_Required task_.
Reproduce every line of the records below verbatim, leaving out the pictures.

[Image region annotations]
= = = =

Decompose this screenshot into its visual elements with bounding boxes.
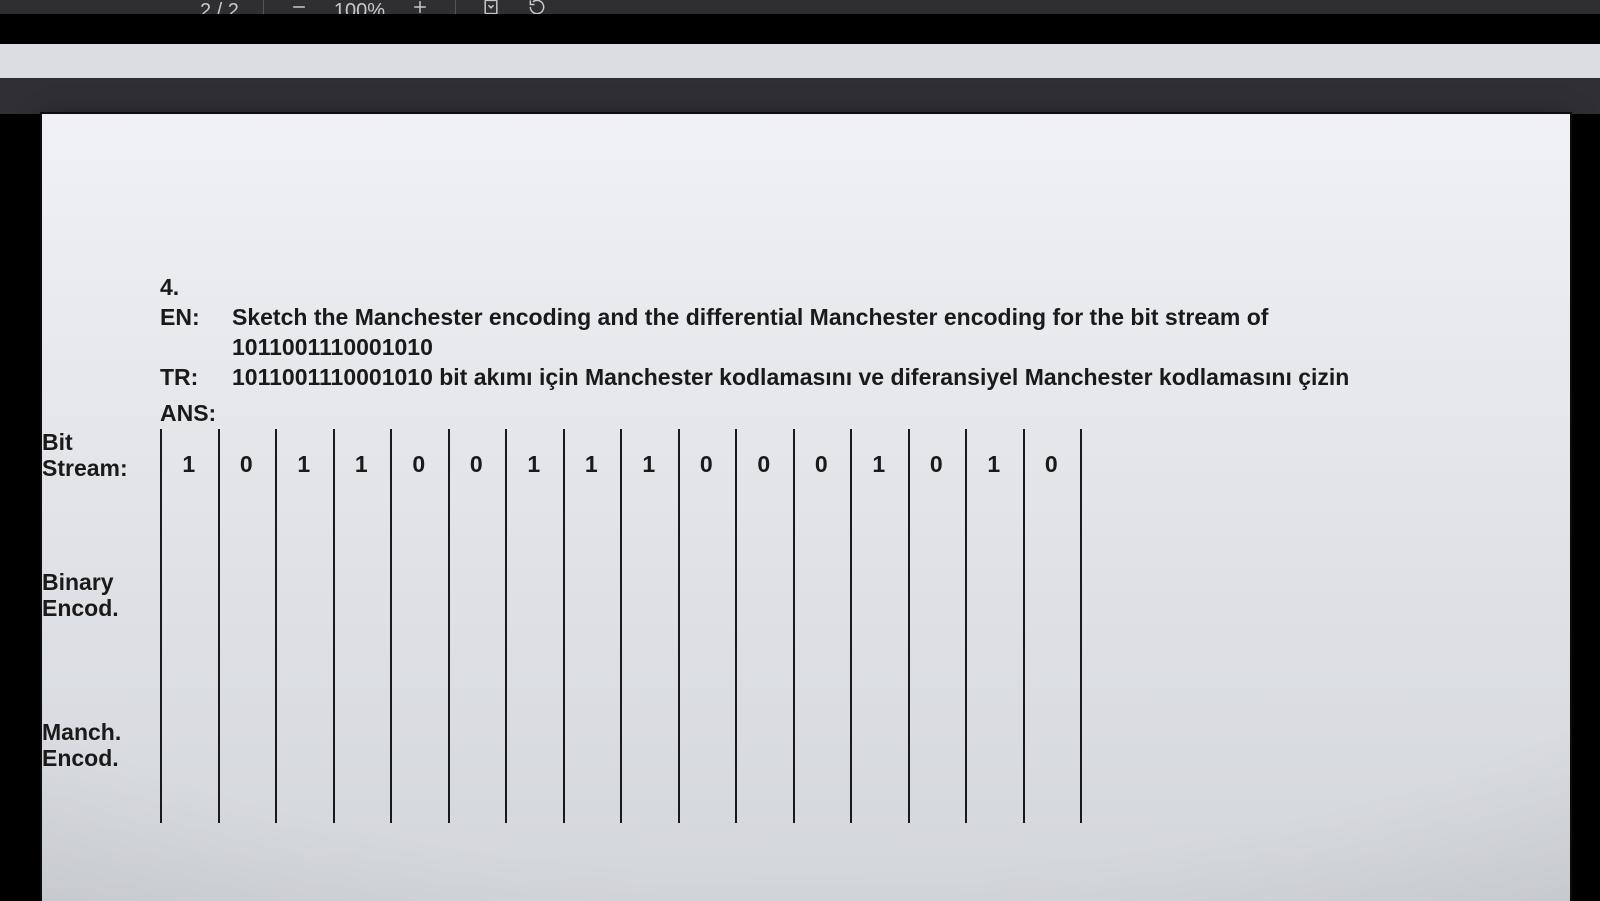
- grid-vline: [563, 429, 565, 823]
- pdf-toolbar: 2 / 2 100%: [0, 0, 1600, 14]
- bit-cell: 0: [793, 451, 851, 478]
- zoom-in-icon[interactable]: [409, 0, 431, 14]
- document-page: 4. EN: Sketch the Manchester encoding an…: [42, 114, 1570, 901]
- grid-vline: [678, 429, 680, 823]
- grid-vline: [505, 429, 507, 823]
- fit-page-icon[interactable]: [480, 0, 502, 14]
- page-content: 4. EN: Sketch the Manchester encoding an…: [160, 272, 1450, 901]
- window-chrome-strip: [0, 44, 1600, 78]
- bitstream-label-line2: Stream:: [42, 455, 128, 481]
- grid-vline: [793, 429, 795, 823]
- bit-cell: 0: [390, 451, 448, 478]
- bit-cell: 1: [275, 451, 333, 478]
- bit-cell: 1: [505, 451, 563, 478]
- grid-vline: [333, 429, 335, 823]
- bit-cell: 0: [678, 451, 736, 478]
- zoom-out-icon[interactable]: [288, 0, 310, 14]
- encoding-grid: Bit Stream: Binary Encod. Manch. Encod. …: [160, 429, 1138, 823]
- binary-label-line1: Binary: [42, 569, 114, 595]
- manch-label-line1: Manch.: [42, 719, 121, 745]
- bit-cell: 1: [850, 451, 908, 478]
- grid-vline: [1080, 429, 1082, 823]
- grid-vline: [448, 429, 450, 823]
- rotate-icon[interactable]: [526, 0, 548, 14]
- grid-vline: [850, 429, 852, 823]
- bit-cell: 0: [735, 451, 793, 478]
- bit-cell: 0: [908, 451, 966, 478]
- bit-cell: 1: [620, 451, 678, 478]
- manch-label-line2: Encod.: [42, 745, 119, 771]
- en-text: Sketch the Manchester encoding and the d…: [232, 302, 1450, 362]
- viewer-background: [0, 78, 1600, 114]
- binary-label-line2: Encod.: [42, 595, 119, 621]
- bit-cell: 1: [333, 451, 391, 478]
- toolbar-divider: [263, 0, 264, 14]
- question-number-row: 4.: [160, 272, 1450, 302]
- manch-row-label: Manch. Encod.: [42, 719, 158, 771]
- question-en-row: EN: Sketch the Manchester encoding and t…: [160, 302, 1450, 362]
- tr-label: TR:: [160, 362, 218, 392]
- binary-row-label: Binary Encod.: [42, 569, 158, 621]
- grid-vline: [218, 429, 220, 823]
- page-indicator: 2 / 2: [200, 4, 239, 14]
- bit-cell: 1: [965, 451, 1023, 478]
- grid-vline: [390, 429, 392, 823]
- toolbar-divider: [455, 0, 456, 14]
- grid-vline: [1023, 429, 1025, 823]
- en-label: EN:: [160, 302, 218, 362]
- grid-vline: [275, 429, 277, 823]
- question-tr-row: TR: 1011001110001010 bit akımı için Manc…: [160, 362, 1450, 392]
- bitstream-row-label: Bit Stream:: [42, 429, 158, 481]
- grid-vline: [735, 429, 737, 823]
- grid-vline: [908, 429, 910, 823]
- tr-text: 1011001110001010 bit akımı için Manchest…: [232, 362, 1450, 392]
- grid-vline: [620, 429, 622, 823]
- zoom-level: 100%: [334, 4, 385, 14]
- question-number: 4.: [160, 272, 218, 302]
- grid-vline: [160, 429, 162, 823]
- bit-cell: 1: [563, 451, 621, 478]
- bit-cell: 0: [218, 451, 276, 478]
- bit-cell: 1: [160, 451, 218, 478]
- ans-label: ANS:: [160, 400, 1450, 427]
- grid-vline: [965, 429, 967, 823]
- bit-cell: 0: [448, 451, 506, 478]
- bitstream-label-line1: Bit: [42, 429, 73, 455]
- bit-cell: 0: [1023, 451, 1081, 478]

= = = =

_Written response_.
Decompose this screenshot into its visual elements with bounding boxes.
- grid-vline: [563, 429, 565, 823]
- pdf-toolbar: 2 / 2 100%: [0, 0, 1600, 14]
- bit-cell: 0: [793, 451, 851, 478]
- zoom-in-icon[interactable]: [409, 0, 431, 14]
- document-page: 4. EN: Sketch the Manchester encoding an…: [42, 114, 1570, 901]
- grid-vline: [678, 429, 680, 823]
- grid-vline: [505, 429, 507, 823]
- fit-page-icon[interactable]: [480, 0, 502, 14]
- page-content: 4. EN: Sketch the Manchester encoding an…: [160, 272, 1450, 901]
- window-chrome-strip: [0, 44, 1600, 78]
- bitstream-label-line2: Stream:: [42, 455, 128, 481]
- grid-vline: [793, 429, 795, 823]
- bit-cell: 0: [390, 451, 448, 478]
- bit-cell: 1: [275, 451, 333, 478]
- bit-cell: 1: [505, 451, 563, 478]
- grid-vline: [333, 429, 335, 823]
- bit-cell: 0: [678, 451, 736, 478]
- zoom-out-icon[interactable]: [288, 0, 310, 14]
- encoding-grid: Bit Stream: Binary Encod. Manch. Encod. …: [160, 429, 1138, 823]
- binary-label-line1: Binary: [42, 569, 114, 595]
- manch-label-line1: Manch.: [42, 719, 121, 745]
- bit-cell: 1: [850, 451, 908, 478]
- grid-vline: [1080, 429, 1082, 823]
- grid-vline: [448, 429, 450, 823]
- rotate-icon[interactable]: [526, 0, 548, 14]
- grid-vline: [850, 429, 852, 823]
- bit-cell: 0: [735, 451, 793, 478]
- bit-cell: 0: [908, 451, 966, 478]
- bit-cell: 1: [620, 451, 678, 478]
- manch-label-line2: Encod.: [42, 745, 119, 771]
- en-text: Sketch the Manchester encoding and the d…: [232, 302, 1450, 362]
- viewer-background: [0, 78, 1600, 114]
- binary-label-line2: Encod.: [42, 595, 119, 621]
- bit-cell: 1: [333, 451, 391, 478]
- toolbar-divider: [263, 0, 264, 14]
- question-number-row: 4.: [160, 272, 1450, 302]
- manch-row-label: Manch. Encod.: [42, 719, 158, 771]
- question-en-row: EN: Sketch the Manchester encoding and t…: [160, 302, 1450, 362]
- tr-label: TR:: [160, 362, 218, 392]
- binary-row-label: Binary Encod.: [42, 569, 158, 621]
- grid-vline: [218, 429, 220, 823]
- page-indicator: 2 / 2: [200, 4, 239, 14]
- bit-cell: 1: [965, 451, 1023, 478]
- grid-vline: [390, 429, 392, 823]
- toolbar-divider: [455, 0, 456, 14]
- grid-vline: [1023, 429, 1025, 823]
- en-label: EN:: [160, 302, 218, 362]
- grid-vline: [275, 429, 277, 823]
- question-tr-row: TR: 1011001110001010 bit akımı için Manc…: [160, 362, 1450, 392]
- bitstream-row-label: Bit Stream:: [42, 429, 158, 481]
- grid-vline: [735, 429, 737, 823]
- grid-vline: [908, 429, 910, 823]
- tr-text: 1011001110001010 bit akımı için Manchest…: [232, 362, 1450, 392]
- grid-vline: [620, 429, 622, 823]
- zoom-level: 100%: [334, 4, 385, 14]
- question-number: 4.: [160, 272, 218, 302]
- grid-vline: [160, 429, 162, 823]
- bit-cell: 1: [563, 451, 621, 478]
- bit-cell: 0: [218, 451, 276, 478]
- bit-cell: 1: [160, 451, 218, 478]
- ans-label: ANS:: [160, 400, 1450, 427]
- grid-vline: [965, 429, 967, 823]
- bit-cell: 0: [448, 451, 506, 478]
- bitstream-label-line1: Bit: [42, 429, 73, 455]
- bit-cell: 0: [1023, 451, 1081, 478]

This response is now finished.